§ Your objective: From the entries below, copy every line that holds the word "GROUP".

(begin)

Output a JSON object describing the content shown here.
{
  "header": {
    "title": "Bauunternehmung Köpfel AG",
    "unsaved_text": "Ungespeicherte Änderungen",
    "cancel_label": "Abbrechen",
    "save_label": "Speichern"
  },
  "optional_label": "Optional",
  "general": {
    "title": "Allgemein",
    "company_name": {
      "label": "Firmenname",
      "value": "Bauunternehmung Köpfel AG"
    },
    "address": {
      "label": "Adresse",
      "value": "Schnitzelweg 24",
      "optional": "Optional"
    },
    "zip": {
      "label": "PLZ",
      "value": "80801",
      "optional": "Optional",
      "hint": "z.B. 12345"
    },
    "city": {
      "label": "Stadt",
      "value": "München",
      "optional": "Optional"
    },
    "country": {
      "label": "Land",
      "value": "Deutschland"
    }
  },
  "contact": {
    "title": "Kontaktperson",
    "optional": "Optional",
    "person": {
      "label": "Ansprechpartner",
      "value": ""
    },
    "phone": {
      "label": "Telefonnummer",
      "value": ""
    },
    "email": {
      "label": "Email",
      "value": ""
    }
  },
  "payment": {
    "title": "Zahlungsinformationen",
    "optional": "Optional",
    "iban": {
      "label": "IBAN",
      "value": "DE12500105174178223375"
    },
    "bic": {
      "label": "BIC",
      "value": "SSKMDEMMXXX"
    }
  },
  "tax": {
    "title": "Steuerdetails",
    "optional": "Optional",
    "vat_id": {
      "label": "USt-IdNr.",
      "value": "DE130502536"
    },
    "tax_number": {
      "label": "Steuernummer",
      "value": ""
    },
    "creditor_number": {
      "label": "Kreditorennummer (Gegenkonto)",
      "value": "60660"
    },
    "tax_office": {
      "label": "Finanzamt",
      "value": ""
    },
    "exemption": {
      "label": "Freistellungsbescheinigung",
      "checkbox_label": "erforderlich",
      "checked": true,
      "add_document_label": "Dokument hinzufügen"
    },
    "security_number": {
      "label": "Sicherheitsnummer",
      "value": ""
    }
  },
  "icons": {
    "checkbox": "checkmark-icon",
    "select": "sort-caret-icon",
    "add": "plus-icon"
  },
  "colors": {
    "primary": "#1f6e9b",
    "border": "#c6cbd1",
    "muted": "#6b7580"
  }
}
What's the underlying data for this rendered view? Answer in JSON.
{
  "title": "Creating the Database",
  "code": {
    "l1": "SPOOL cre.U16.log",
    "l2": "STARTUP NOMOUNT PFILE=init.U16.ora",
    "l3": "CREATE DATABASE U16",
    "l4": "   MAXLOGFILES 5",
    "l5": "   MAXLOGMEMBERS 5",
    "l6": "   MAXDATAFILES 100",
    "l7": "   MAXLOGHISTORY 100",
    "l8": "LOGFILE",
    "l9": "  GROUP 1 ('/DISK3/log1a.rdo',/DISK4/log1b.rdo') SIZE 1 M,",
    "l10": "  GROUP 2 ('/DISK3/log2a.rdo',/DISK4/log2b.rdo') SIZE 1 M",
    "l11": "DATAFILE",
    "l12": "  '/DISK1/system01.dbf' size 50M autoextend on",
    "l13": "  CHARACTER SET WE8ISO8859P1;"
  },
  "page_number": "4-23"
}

(end)

§ Output of the task:
    "l9": "  GROUP 1 ('/DISK3/log1a.rdo',/DISK4/log1b.rdo') SIZE 1 M,",
    "l10": "  GROUP 2 ('/DISK3/log2a.rdo',/DISK4/log2b.rdo') SIZE 1 M",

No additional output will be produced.